## Start

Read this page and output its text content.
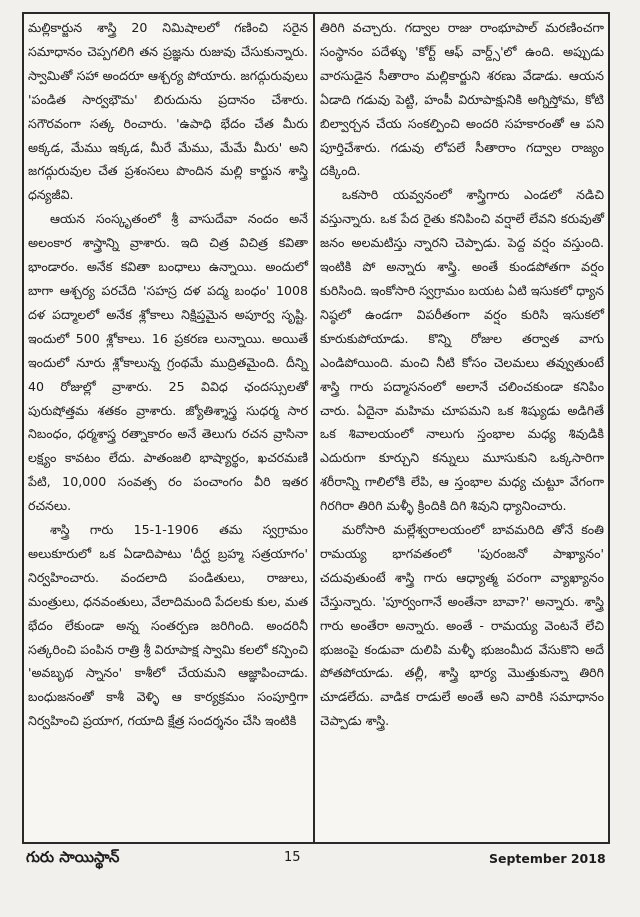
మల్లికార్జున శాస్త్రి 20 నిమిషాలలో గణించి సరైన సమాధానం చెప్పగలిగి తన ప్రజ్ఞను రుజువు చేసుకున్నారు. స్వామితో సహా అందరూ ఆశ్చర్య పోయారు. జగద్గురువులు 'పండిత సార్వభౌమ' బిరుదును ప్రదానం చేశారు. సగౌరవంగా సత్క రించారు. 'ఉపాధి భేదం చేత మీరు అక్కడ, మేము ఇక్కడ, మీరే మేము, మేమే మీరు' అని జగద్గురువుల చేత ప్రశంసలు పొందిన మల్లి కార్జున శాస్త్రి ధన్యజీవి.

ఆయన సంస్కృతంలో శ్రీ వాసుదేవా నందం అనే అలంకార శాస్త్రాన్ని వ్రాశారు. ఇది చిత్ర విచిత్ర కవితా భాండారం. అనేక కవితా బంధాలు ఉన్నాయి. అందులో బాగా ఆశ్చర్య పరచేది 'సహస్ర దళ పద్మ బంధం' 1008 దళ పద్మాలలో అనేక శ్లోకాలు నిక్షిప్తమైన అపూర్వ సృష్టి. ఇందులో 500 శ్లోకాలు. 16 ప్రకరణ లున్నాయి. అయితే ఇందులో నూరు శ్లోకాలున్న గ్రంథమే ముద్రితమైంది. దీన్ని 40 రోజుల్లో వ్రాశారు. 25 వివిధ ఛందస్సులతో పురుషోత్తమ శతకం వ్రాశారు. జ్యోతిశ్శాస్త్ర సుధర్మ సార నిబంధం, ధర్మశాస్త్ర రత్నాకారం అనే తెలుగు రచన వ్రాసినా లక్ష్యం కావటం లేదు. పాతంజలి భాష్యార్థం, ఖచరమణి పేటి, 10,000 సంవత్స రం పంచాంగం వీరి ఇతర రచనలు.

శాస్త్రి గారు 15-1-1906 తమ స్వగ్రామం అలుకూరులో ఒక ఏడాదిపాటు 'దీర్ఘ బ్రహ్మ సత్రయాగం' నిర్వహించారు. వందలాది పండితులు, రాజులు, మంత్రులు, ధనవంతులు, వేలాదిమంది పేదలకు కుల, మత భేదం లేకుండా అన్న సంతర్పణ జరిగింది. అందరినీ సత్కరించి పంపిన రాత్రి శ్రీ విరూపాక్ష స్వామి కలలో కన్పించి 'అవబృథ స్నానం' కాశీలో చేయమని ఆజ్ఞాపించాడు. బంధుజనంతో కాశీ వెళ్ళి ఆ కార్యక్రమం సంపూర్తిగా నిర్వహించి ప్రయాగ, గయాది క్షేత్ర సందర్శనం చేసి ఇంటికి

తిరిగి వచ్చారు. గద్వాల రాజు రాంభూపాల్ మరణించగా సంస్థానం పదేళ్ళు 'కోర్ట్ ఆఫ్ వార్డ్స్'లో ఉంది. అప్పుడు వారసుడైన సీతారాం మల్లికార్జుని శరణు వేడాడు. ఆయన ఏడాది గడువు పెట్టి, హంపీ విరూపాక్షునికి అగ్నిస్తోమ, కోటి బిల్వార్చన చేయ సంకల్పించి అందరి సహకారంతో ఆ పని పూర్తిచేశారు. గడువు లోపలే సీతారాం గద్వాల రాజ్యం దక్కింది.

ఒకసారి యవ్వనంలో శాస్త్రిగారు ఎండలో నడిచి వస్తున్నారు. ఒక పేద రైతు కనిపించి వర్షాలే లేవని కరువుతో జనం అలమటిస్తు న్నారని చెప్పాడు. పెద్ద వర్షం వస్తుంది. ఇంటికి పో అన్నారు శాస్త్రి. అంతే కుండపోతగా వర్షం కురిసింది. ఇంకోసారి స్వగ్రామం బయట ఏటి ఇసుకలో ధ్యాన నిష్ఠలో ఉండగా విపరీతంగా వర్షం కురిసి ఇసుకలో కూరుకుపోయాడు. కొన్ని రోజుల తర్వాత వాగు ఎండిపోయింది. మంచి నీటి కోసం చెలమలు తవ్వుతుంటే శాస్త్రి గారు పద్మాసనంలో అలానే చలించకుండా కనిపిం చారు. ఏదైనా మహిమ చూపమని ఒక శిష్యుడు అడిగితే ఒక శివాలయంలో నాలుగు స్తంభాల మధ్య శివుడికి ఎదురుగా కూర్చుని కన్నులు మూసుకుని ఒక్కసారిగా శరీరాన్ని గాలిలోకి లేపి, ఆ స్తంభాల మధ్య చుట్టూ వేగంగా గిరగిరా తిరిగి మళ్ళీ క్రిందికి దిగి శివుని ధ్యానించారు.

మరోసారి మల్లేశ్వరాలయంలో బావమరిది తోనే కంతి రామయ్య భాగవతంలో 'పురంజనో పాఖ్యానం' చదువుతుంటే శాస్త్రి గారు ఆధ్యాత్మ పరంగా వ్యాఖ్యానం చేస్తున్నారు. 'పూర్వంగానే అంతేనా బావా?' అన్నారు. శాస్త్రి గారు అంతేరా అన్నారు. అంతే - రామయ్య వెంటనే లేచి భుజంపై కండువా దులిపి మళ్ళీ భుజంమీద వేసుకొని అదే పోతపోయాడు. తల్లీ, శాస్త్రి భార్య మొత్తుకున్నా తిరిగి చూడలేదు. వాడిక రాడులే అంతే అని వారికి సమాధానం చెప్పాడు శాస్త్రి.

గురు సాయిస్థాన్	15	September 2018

## End

§ The task: Images do not belong in the copy; reproduce all other parts of the records above verbatim.

§ Answer below:
Read this page and output its text content.
మల్లికార్జున శాస్త్రి 20 నిమిషాలలో గణించి సరైన సమాధానం చెప్పగలిగి తన ప్రజ్ఞను రుజువు చేసుకున్నారు. స్వామితో సహా అందరూ ఆశ్చర్య పోయారు. జగద్గురువులు 'పండిత సార్వభౌమ' బిరుదును ప్రదానం చేశారు. సగౌరవంగా సత్క రించారు. 'ఉపాధి భేదం చేత మీరు అక్కడ, మేము ఇక్కడ, మీరే మేము, మేమే మీరు' అని జగద్గురువుల చేత ప్రశంసలు పొందిన మల్లి కార్జున శాస్త్రి ధన్యజీవి.

ఆయన సంస్కృతంలో శ్రీ వాసుదేవా నందం అనే అలంకార శాస్త్రాన్ని వ్రాశారు. ఇది చిత్ర విచిత్ర కవితా భాండారం. అనేక కవితా బంధాలు ఉన్నాయి. అందులో బాగా ఆశ్చర్య పరచేది 'సహస్ర దళ పద్మ బంధం' 1008 దళ పద్మాలలో అనేక శ్లోకాలు నిక్షిప్తమైన అపూర్వ సృష్టి. ఇందులో 500 శ్లోకాలు. 16 ప్రకరణ లున్నాయి. అయితే ఇందులో నూరు శ్లోకాలున్న గ్రంథమే ముద్రితమైంది. దీన్ని 40 రోజుల్లో వ్రాశారు. 25 వివిధ ఛందస్సులతో పురుషోత్తమ శతకం వ్రాశారు. జ్యోతిశ్శాస్త్ర సుధర్మ సార నిబంధం, ధర్మశాస్త్ర రత్నాకారం అనే తెలుగు రచన వ్రాసినా లక్ష్యం కావటం లేదు. పాతంజలి భాష్యార్థం, ఖచరమణి పేటి, 10,000 సంవత్స రం పంచాంగం వీరి ఇతర రచనలు.

శాస్త్రి గారు 15-1-1906 తమ స్వగ్రామం అలుకూరులో ఒక ఏడాదిపాటు 'దీర్ఘ బ్రహ్మ సత్రయాగం' నిర్వహించారు. వందలాది పండితులు, రాజులు, మంత్రులు, ధనవంతులు, వేలాదిమంది పేదలకు కుల, మత భేదం లేకుండా అన్న సంతర్పణ జరిగింది. అందరినీ సత్కరించి పంపిన రాత్రి శ్రీ విరూపాక్ష స్వామి కలలో కన్పించి 'అవబృథ స్నానం' కాశీలో చేయమని ఆజ్ఞాపించాడు. బంధుజనంతో కాశీ వెళ్ళి ఆ కార్యక్రమం సంపూర్తిగా నిర్వహించి ప్రయాగ, గయాది క్షేత్ర సందర్శనం చేసి ఇంటికి

తిరిగి వచ్చారు. గద్వాల రాజు రాంభూపాల్ మరణించగా సంస్థానం పదేళ్ళు 'కోర్ట్ ఆఫ్ వార్డ్స్'లో ఉంది. అప్పుడు వారసుడైన సీతారాం మల్లికార్జుని శరణు వేడాడు. ఆయన ఏడాది గడువు పెట్టి, హంపీ విరూపాక్షునికి అగ్నిస్తోమ, కోటి బిల్వార్చన చేయ సంకల్పించి అందరి సహకారంతో ఆ పని పూర్తిచేశారు. గడువు లోపలే సీతారాం గద్వాల రాజ్యం దక్కింది.

ఒకసారి యవ్వనంలో శాస్త్రిగారు ఎండలో నడిచి వస్తున్నారు. ఒక పేద రైతు కనిపించి వర్షాలే లేవని కరువుతో జనం అలమటిస్తు న్నారని చెప్పాడు. పెద్ద వర్షం వస్తుంది. ఇంటికి పో అన్నారు శాస్త్రి. అంతే కుండపోతగా వర్షం కురిసింది. ఇంకోసారి స్వగ్రామం బయట ఏటి ఇసుకలో ధ్యాన నిష్ఠలో ఉండగా విపరీతంగా వర్షం కురిసి ఇసుకలో కూరుకుపోయాడు. కొన్ని రోజుల తర్వాత వాగు ఎండిపోయింది. మంచి నీటి కోసం చెలమలు తవ్వుతుంటే శాస్త్రి గారు పద్మాసనంలో అలానే చలించకుండా కనిపిం చారు. ఏదైనా మహిమ చూపమని ఒక శిష్యుడు అడిగితే ఒక శివాలయంలో నాలుగు స్తంభాల మధ్య శివుడికి ఎదురుగా కూర్చుని కన్నులు మూసుకుని ఒక్కసారిగా శరీరాన్ని గాలిలోకి లేపి, ఆ స్తంభాల మధ్య చుట్టూ వేగంగా గిరగిరా తిరిగి మళ్ళీ క్రిందికి దిగి శివుని ధ్యానించారు.

మరోసారి మల్లేశ్వరాలయంలో బావమరిది తోనే కంతి రామయ్య భాగవతంలో 'పురంజనో పాఖ్యానం' చదువుతుంటే శాస్త్రి గారు ఆధ్యాత్మ పరంగా వ్యాఖ్యానం చేస్తున్నారు. 'పూర్వంగానే అంతేనా బావా?' అన్నారు. శాస్త్రి గారు అంతేరా అన్నారు. అంతే - రామయ్య వెంటనే లేచి భుజంపై కండువా దులిపి మళ్ళీ భుజంమీద వేసుకొని అదే పోతపోయాడు. తల్లీ, శాస్త్రి భార్య మొత్తుకున్నా తిరిగి చూడలేదు. వాడిక రాడులే అంతే అని వారికి సమాధానం చెప్పాడు శాస్త్రి.

గురు సాయిస్థాన్	15	September 2018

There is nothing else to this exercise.